--- Passage to read ---
------------------------------------

Monday, August 31, 2015

Thyroid is dumb

I called my doctor today to get my levels for the antibodies or whatever they are to see if I legit have Hashimoto's.  They gave me the results and I spent a while trying to find what the normal levels were because I forgot to ask them. I kept thinking I was finding the wrong normal levels because my numbers were so high that it just seemed wrong.

So, dear readers, it turns out that not only do I very much have Hashimoto's, but I am also having a hard core hypothyroid flare right now. Which means that my body is attacking itself. I can't really think clearly enough to figure out what to do but it explains a lot of what's been going on with me lately.

I think going on that crazy restrictive hcg diet will really help with the antibodies things....

To leave on a positive note, I'll post a conversation I had with L, my 10 year old, on the way to school today.

L: I think the whole world started with 2 women and 2 men. Like Adam, Eve, and their best friends.

------------------------------------

--- To do ---
1. Summarize the blog post about Hashimoto's in two sentences.
2. Carry the blog post about Hashimoto's forward from its last line.

Stored data entries:
------------------------------------

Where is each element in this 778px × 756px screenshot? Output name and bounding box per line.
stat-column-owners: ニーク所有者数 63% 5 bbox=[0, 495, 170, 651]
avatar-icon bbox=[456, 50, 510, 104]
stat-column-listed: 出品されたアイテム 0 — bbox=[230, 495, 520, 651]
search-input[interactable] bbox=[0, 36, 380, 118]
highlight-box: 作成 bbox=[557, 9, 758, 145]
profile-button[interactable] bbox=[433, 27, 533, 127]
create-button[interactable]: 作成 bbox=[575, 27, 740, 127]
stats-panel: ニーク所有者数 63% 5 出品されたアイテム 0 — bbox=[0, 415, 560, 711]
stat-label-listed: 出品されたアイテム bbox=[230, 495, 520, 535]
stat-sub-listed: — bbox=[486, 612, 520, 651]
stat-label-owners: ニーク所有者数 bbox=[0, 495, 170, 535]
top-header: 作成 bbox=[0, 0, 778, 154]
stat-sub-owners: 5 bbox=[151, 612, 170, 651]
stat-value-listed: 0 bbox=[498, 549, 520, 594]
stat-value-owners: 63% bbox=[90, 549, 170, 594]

------------------------------------

--- Activity answers ---
1. The writer called the doctor for antibody test results and struggled to find the normal ranges because the numbers seemed far too high. The results confirmed Hashimoto's and a serious hypothyroid flare, which the writer says explains a lot of what has been going on lately.

2.
Me: Oh? Why do you think that?
L: Because the whole world can't be related. You can't marry your sister or brother! Ew!!!
Z, 4: Nuh UH! Cuz I'm gonna marry YOU L!!!!!

Friday, August 28, 2015

Hello interwebz!

My very first post! I'm going to try to post at least 2 or 3 times a week, but no promises!

I'm starting this blog mainly to chronicle my diet journey. It's more than a diet though. I'm doing something called the HCG Protocol.  My really awesome doctor (who is actually a PA), has helped thousands of patients lose a ton of weight in a safe and healthy way. So after bemoaning to him that I work my butt off at the gym and don't lose anything, he suggested this. I'm really feeling hopeful. You have to start the diet with 2 gorge days (eat yourself sick, I got that...I really got that...food is everything!) and then you eat 500 SPECIFIC calories for the next month ish.  I figure that food in western PA just aint where it's at. So I'm going to wait until we're in Baltimore to start gorge days. Because Baltimore does food right, hon! You also have to give yourself injections in your thigh. I'm not so crazy about that, but I'll try almost anything once.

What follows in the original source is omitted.